WHAT THE TASK REQUIRES: Transcribe the records that follow. Keep every word exactly, and drop the pictures.

Saved data entries:
::::::::::

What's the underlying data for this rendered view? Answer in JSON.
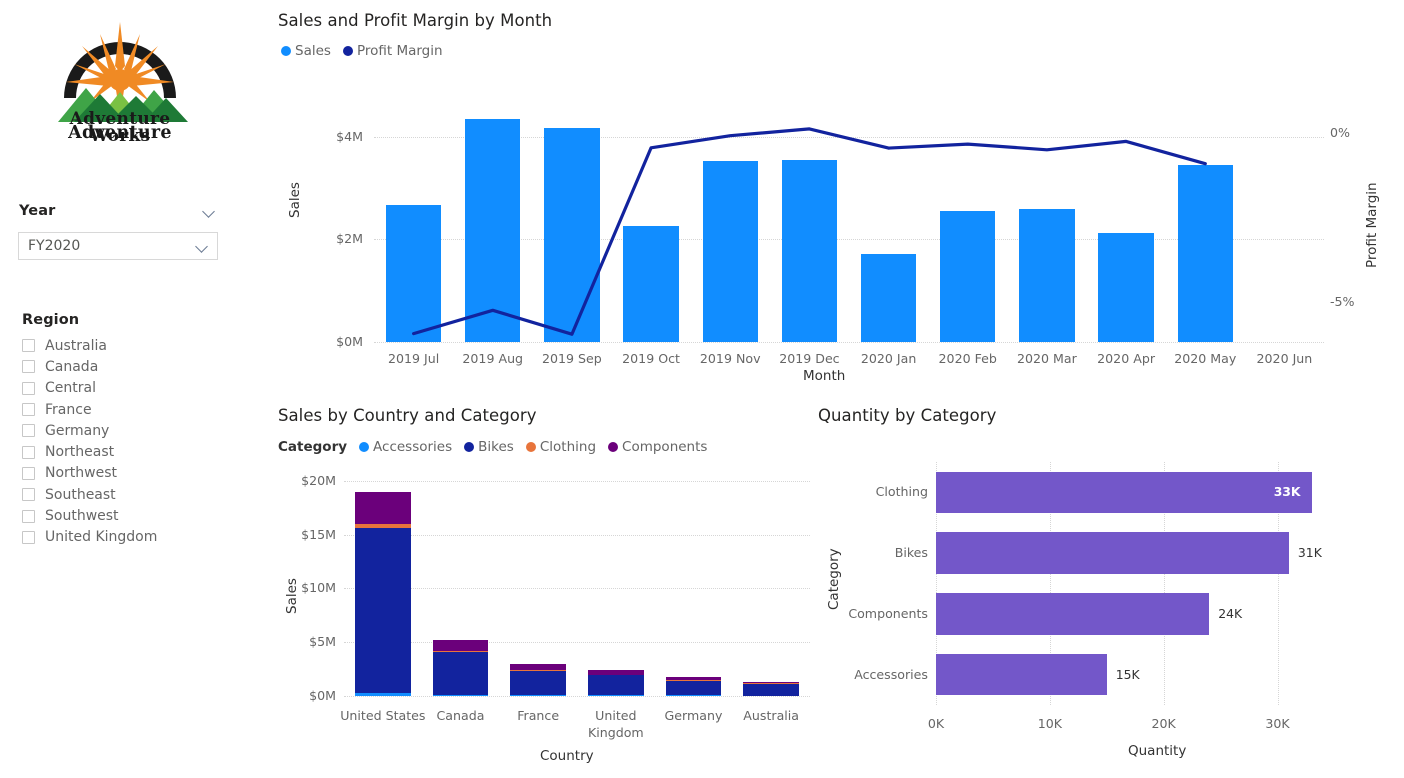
{
  "brand": {
    "logo_name": "adventure-works-logo",
    "line1": "Adventure",
    "line2": "Works",
    "colors": {
      "arc": "#1a1a1a",
      "sun": "#F08A24",
      "mountain_dark": "#1E7A36",
      "mountain_mid": "#3FA447",
      "mountain_light": "#7AC143"
    }
  },
  "slicers": {
    "year": {
      "label": "Year",
      "selected": "FY2020",
      "options": [
        "FY2020"
      ],
      "expand_icon": "chevron-down-icon",
      "dropdown_icon": "chevron-down-icon"
    },
    "region": {
      "label": "Region",
      "items": [
        {
          "label": "Australia",
          "checked": false
        },
        {
          "label": "Canada",
          "checked": false
        },
        {
          "label": "Central",
          "checked": false
        },
        {
          "label": "France",
          "checked": false
        },
        {
          "label": "Germany",
          "checked": false
        },
        {
          "label": "Northeast",
          "checked": false
        },
        {
          "label": "Northwest",
          "checked": false
        },
        {
          "label": "Southeast",
          "checked": false
        },
        {
          "label": "Southwest",
          "checked": false
        },
        {
          "label": "United Kingdom",
          "checked": false
        }
      ]
    }
  },
  "palette": {
    "sales_blue": "#118DFF",
    "profit_navy": "#12239E",
    "accessories": "#118DFF",
    "bikes": "#12239E",
    "clothing": "#E8743B",
    "components": "#6B007B",
    "quantity_purple": "#7357C9"
  },
  "chart_data": [
    {
      "id": "sales-and-profit-margin-by-month",
      "type": "bar",
      "title": "Sales and Profit Margin by Month",
      "xlabel": "Month",
      "ylabel": "Sales",
      "y2label": "Profit Margin",
      "grid": true,
      "legend_position": "top-left",
      "categories": [
        "2019 Jul",
        "2019 Aug",
        "2019 Sep",
        "2019 Oct",
        "2019 Nov",
        "2019 Dec",
        "2020 Jan",
        "2020 Feb",
        "2020 Mar",
        "2020 Apr",
        "2020 May",
        "2020 Jun"
      ],
      "ylim": [
        0,
        4.6
      ],
      "yticks": [
        "$0M",
        "$2M",
        "$4M"
      ],
      "ytick_values": [
        0,
        2,
        4
      ],
      "y2lim": [
        -6.2,
        0.8
      ],
      "y2ticks": [
        "0%",
        "-5%"
      ],
      "y2tick_values": [
        0,
        -5
      ],
      "series": [
        {
          "name": "Sales",
          "type": "bar",
          "color": "#118DFF",
          "values": [
            2.67,
            4.34,
            4.17,
            2.26,
            3.53,
            3.55,
            1.72,
            2.55,
            2.6,
            2.13,
            3.45,
            null
          ]
        },
        {
          "name": "Profit Margin",
          "type": "line",
          "color": "#12239E",
          "values": [
            -5.95,
            -5.26,
            -5.97,
            -0.44,
            -0.08,
            0.12,
            -0.45,
            -0.33,
            -0.5,
            -0.25,
            -0.91,
            null
          ]
        }
      ]
    },
    {
      "id": "sales-by-country-and-category",
      "type": "bar",
      "stacked": true,
      "title": "Sales by Country and Category",
      "xlabel": "Country",
      "ylabel": "Sales",
      "grid": true,
      "legend_title": "Category",
      "legend_position": "top-left",
      "categories": [
        "United States",
        "Canada",
        "France",
        "United Kingdom",
        "Germany",
        "Australia"
      ],
      "ylim": [
        0,
        21.2
      ],
      "yticks": [
        "$0M",
        "$5M",
        "$10M",
        "$15M",
        "$20M"
      ],
      "ytick_values": [
        0,
        5,
        10,
        15,
        20
      ],
      "series": [
        {
          "name": "Accessories",
          "color": "#118DFF",
          "values": [
            0.3,
            0.1,
            0.08,
            0.07,
            0.05,
            0.04
          ]
        },
        {
          "name": "Bikes",
          "color": "#12239E",
          "values": [
            15.35,
            3.95,
            2.22,
            1.84,
            1.35,
            1.1
          ]
        },
        {
          "name": "Clothing",
          "color": "#E8743B",
          "values": [
            0.35,
            0.15,
            0.1,
            0.07,
            0.05,
            0.04
          ]
        },
        {
          "name": "Components",
          "color": "#6B007B",
          "values": [
            2.95,
            1.05,
            0.62,
            0.47,
            0.3,
            0.12
          ]
        }
      ]
    },
    {
      "id": "quantity-by-category",
      "type": "bar",
      "orientation": "horizontal",
      "title": "Quantity by Category",
      "xlabel": "Quantity",
      "ylabel": "Category",
      "grid": true,
      "categories": [
        "Clothing",
        "Bikes",
        "Components",
        "Accessories"
      ],
      "values": [
        33,
        31,
        24,
        15
      ],
      "data_labels": [
        "33K",
        "31K",
        "24K",
        "15K"
      ],
      "label_inside": [
        true,
        false,
        false,
        false
      ],
      "xlim": [
        0,
        32.5
      ],
      "xticks": [
        "0K",
        "10K",
        "20K",
        "30K"
      ],
      "xtick_values": [
        0,
        10,
        20,
        30
      ],
      "color": "#7357C9"
    }
  ]
}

::::::::::

RIGHT ANSWER:
What's the underlying data for this rendered view? Answer in JSON.
{
  "brand": {
    "logo_name": "adventure-works-logo",
    "line1": "Adventure",
    "line2": "Works",
    "colors": {
      "arc": "#1a1a1a",
      "sun": "#F08A24",
      "mountain_dark": "#1E7A36",
      "mountain_mid": "#3FA447",
      "mountain_light": "#7AC143"
    }
  },
  "slicers": {
    "year": {
      "label": "Year",
      "selected": "FY2020",
      "options": [
        "FY2020"
      ],
      "expand_icon": "chevron-down-icon",
      "dropdown_icon": "chevron-down-icon"
    },
    "region": {
      "label": "Region",
      "items": [
        {
          "label": "Australia",
          "checked": false
        },
        {
          "label": "Canada",
          "checked": false
        },
        {
          "label": "Central",
          "checked": false
        },
        {
          "label": "France",
          "checked": false
        },
        {
          "label": "Germany",
          "checked": false
        },
        {
          "label": "Northeast",
          "checked": false
        },
        {
          "label": "Northwest",
          "checked": false
        },
        {
          "label": "Southeast",
          "checked": false
        },
        {
          "label": "Southwest",
          "checked": false
        },
        {
          "label": "United Kingdom",
          "checked": false
        }
      ]
    }
  },
  "palette": {
    "sales_blue": "#118DFF",
    "profit_navy": "#12239E",
    "accessories": "#118DFF",
    "bikes": "#12239E",
    "clothing": "#E8743B",
    "components": "#6B007B",
    "quantity_purple": "#7357C9"
  },
  "chart_data": [
    {
      "id": "sales-and-profit-margin-by-month",
      "type": "bar",
      "title": "Sales and Profit Margin by Month",
      "xlabel": "Month",
      "ylabel": "Sales",
      "y2label": "Profit Margin",
      "grid": true,
      "legend_position": "top-left",
      "categories": [
        "2019 Jul",
        "2019 Aug",
        "2019 Sep",
        "2019 Oct",
        "2019 Nov",
        "2019 Dec",
        "2020 Jan",
        "2020 Feb",
        "2020 Mar",
        "2020 Apr",
        "2020 May",
        "2020 Jun"
      ],
      "ylim": [
        0,
        4.6
      ],
      "yticks": [
        "$0M",
        "$2M",
        "$4M"
      ],
      "ytick_values": [
        0,
        2,
        4
      ],
      "y2lim": [
        -6.2,
        0.8
      ],
      "y2ticks": [
        "0%",
        "-5%"
      ],
      "y2tick_values": [
        0,
        -5
      ],
      "series": [
        {
          "name": "Sales",
          "type": "bar",
          "color": "#118DFF",
          "values": [
            2.67,
            4.34,
            4.17,
            2.26,
            3.53,
            3.55,
            1.72,
            2.55,
            2.6,
            2.13,
            3.45,
            null
          ]
        },
        {
          "name": "Profit Margin",
          "type": "line",
          "color": "#12239E",
          "values": [
            -5.95,
            -5.26,
            -5.97,
            -0.44,
            -0.08,
            0.12,
            -0.45,
            -0.33,
            -0.5,
            -0.25,
            -0.91,
            null
          ]
        }
      ]
    },
    {
      "id": "sales-by-country-and-category",
      "type": "bar",
      "stacked": true,
      "title": "Sales by Country and Category",
      "xlabel": "Country",
      "ylabel": "Sales",
      "grid": true,
      "legend_title": "Category",
      "legend_position": "top-left",
      "categories": [
        "United States",
        "Canada",
        "France",
        "United Kingdom",
        "Germany",
        "Australia"
      ],
      "ylim": [
        0,
        21.2
      ],
      "yticks": [
        "$0M",
        "$5M",
        "$10M",
        "$15M",
        "$20M"
      ],
      "ytick_values": [
        0,
        5,
        10,
        15,
        20
      ],
      "series": [
        {
          "name": "Accessories",
          "color": "#118DFF",
          "values": [
            0.3,
            0.1,
            0.08,
            0.07,
            0.05,
            0.04
          ]
        },
        {
          "name": "Bikes",
          "color": "#12239E",
          "values": [
            15.35,
            3.95,
            2.22,
            1.84,
            1.35,
            1.1
          ]
        },
        {
          "name": "Clothing",
          "color": "#E8743B",
          "values": [
            0.35,
            0.15,
            0.1,
            0.07,
            0.05,
            0.04
          ]
        },
        {
          "name": "Components",
          "color": "#6B007B",
          "values": [
            2.95,
            1.05,
            0.62,
            0.47,
            0.3,
            0.12
          ]
        }
      ]
    },
    {
      "id": "quantity-by-category",
      "type": "bar",
      "orientation": "horizontal",
      "title": "Quantity by Category",
      "xlabel": "Quantity",
      "ylabel": "Category",
      "grid": true,
      "categories": [
        "Clothing",
        "Bikes",
        "Components",
        "Accessories"
      ],
      "values": [
        33,
        31,
        24,
        15
      ],
      "data_labels": [
        "33K",
        "31K",
        "24K",
        "15K"
      ],
      "label_inside": [
        true,
        false,
        false,
        false
      ],
      "xlim": [
        0,
        32.5
      ],
      "xticks": [
        "0K",
        "10K",
        "20K",
        "30K"
      ],
      "xtick_values": [
        0,
        10,
        20,
        30
      ],
      "color": "#7357C9"
    }
  ]
}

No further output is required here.